• Instruction: Copy every record word for word.

= = =

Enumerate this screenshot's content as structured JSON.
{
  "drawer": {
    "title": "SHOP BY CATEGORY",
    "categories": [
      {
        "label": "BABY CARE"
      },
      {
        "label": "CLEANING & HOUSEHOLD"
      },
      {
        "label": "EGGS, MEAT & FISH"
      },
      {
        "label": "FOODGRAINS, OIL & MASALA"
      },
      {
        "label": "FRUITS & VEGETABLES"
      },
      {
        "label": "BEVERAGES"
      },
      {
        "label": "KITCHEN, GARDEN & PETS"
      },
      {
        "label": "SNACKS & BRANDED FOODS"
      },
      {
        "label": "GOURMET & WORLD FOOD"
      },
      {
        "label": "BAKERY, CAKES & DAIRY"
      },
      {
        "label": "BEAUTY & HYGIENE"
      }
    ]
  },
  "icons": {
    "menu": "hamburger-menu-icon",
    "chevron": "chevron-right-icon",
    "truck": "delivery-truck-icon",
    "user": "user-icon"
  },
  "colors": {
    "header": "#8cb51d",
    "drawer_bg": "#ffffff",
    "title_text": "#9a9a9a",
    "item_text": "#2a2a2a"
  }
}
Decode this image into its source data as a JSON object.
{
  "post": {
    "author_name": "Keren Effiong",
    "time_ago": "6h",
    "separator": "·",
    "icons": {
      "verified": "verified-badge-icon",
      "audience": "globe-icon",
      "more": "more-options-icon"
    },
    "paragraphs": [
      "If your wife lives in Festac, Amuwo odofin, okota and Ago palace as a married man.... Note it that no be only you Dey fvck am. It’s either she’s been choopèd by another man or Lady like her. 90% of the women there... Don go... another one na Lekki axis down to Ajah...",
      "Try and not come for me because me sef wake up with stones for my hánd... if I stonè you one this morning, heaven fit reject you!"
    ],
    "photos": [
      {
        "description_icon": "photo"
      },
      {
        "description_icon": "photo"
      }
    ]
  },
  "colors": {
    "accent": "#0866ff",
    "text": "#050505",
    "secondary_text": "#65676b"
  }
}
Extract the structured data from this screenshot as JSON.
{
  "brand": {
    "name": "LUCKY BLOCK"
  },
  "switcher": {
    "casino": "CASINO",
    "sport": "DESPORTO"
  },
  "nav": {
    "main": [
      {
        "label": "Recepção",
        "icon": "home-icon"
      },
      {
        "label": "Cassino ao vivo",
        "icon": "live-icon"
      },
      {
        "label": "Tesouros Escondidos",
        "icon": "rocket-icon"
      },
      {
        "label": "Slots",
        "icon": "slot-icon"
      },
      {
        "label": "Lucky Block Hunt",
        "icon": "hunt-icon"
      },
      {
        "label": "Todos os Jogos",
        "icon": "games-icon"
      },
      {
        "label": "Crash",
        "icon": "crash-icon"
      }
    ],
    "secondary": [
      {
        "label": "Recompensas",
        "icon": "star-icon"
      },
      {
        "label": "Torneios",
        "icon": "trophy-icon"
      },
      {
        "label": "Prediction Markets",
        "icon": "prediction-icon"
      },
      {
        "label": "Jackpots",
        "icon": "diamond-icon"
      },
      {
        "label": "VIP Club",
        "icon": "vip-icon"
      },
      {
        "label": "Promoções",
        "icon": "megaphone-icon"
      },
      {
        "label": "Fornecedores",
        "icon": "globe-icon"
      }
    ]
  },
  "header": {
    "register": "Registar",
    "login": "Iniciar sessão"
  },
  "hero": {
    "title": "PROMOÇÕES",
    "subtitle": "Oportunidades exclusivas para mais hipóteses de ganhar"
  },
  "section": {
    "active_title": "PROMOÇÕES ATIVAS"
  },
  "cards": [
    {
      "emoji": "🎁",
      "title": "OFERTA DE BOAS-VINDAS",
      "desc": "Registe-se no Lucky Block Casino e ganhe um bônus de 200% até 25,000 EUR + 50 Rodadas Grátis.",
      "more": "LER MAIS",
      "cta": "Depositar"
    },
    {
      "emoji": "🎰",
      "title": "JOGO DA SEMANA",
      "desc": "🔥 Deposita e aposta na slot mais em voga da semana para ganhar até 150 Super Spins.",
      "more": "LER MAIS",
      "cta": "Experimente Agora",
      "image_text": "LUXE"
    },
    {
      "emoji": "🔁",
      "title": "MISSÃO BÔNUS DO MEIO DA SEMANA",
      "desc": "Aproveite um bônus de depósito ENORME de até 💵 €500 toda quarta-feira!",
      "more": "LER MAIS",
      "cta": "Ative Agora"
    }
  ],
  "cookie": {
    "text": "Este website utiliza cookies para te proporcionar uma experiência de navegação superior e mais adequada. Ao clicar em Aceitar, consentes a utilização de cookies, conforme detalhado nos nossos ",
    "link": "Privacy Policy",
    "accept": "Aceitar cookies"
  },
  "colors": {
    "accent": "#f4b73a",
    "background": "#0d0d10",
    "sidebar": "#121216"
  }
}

= = =

• Solution for this task:
Enumerate this screenshot's content as structured JSON.
{
  "drawer": {
    "title": "SHOP BY CATEGORY",
    "categories": [
      {
        "label": "BABY CARE"
      },
      {
        "label": "CLEANING & HOUSEHOLD"
      },
      {
        "label": "EGGS, MEAT & FISH"
      },
      {
        "label": "FOODGRAINS, OIL & MASALA"
      },
      {
        "label": "FRUITS & VEGETABLES"
      },
      {
        "label": "BEVERAGES"
      },
      {
        "label": "KITCHEN, GARDEN & PETS"
      },
      {
        "label": "SNACKS & BRANDED FOODS"
      },
      {
        "label": "GOURMET & WORLD FOOD"
      },
      {
        "label": "BAKERY, CAKES & DAIRY"
      },
      {
        "label": "BEAUTY & HYGIENE"
      }
    ]
  },
  "icons": {
    "menu": "hamburger-menu-icon",
    "chevron": "chevron-right-icon",
    "truck": "delivery-truck-icon",
    "user": "user-icon"
  },
  "colors": {
    "header": "#8cb51d",
    "drawer_bg": "#ffffff",
    "title_text": "#9a9a9a",
    "item_text": "#2a2a2a"
  }
}
Decode this image into its source data as a JSON object.
{
  "post": {
    "author_name": "Keren Effiong",
    "time_ago": "6h",
    "separator": "·",
    "icons": {
      "verified": "verified-badge-icon",
      "audience": "globe-icon",
      "more": "more-options-icon"
    },
    "paragraphs": [
      "If your wife lives in Festac, Amuwo odofin, okota and Ago palace as a married man.... Note it that no be only you Dey fvck am. It’s either she’s been choopèd by another man or Lady like her. 90% of the women there... Don go... another one na Lekki axis down to Ajah...",
      "Try and not come for me because me sef wake up with stones for my hánd... if I stonè you one this morning, heaven fit reject you!"
    ],
    "photos": [
      {
        "description_icon": "photo"
      },
      {
        "description_icon": "photo"
      }
    ]
  },
  "colors": {
    "accent": "#0866ff",
    "text": "#050505",
    "secondary_text": "#65676b"
  }
}
Extract the structured data from this screenshot as JSON.
{
  "brand": {
    "name": "LUCKY BLOCK"
  },
  "switcher": {
    "casino": "CASINO",
    "sport": "DESPORTO"
  },
  "nav": {
    "main": [
      {
        "label": "Recepção",
        "icon": "home-icon"
      },
      {
        "label": "Cassino ao vivo",
        "icon": "live-icon"
      },
      {
        "label": "Tesouros Escondidos",
        "icon": "rocket-icon"
      },
      {
        "label": "Slots",
        "icon": "slot-icon"
      },
      {
        "label": "Lucky Block Hunt",
        "icon": "hunt-icon"
      },
      {
        "label": "Todos os Jogos",
        "icon": "games-icon"
      },
      {
        "label": "Crash",
        "icon": "crash-icon"
      }
    ],
    "secondary": [
      {
        "label": "Recompensas",
        "icon": "star-icon"
      },
      {
        "label": "Torneios",
        "icon": "trophy-icon"
      },
      {
        "label": "Prediction Markets",
        "icon": "prediction-icon"
      },
      {
        "label": "Jackpots",
        "icon": "diamond-icon"
      },
      {
        "label": "VIP Club",
        "icon": "vip-icon"
      },
      {
        "label": "Promoções",
        "icon": "megaphone-icon"
      },
      {
        "label": "Fornecedores",
        "icon": "globe-icon"
      }
    ]
  },
  "header": {
    "register": "Registar",
    "login": "Iniciar sessão"
  },
  "hero": {
    "title": "PROMOÇÕES",
    "subtitle": "Oportunidades exclusivas para mais hipóteses de ganhar"
  },
  "section": {
    "active_title": "PROMOÇÕES ATIVAS"
  },
  "cards": [
    {
      "emoji": "🎁",
      "title": "OFERTA DE BOAS-VINDAS",
      "desc": "Registe-se no Lucky Block Casino e ganhe um bônus de 200% até 25,000 EUR + 50 Rodadas Grátis.",
      "more": "LER MAIS",
      "cta": "Depositar"
    },
    {
      "emoji": "🎰",
      "title": "JOGO DA SEMANA",
      "desc": "🔥 Deposita e aposta na slot mais em voga da semana para ganhar até 150 Super Spins.",
      "more": "LER MAIS",
      "cta": "Experimente Agora",
      "image_text": "LUXE"
    },
    {
      "emoji": "🔁",
      "title": "MISSÃO BÔNUS DO MEIO DA SEMANA",
      "desc": "Aproveite um bônus de depósito ENORME de até 💵 €500 toda quarta-feira!",
      "more": "LER MAIS",
      "cta": "Ative Agora"
    }
  ],
  "cookie": {
    "text": "Este website utiliza cookies para te proporcionar uma experiência de navegação superior e mais adequada. Ao clicar em Aceitar, consentes a utilização de cookies, conforme detalhado nos nossos ",
    "link": "Privacy Policy",
    "accept": "Aceitar cookies"
  },
  "colors": {
    "accent": "#f4b73a",
    "background": "#0d0d10",
    "sidebar": "#121216"
  }
}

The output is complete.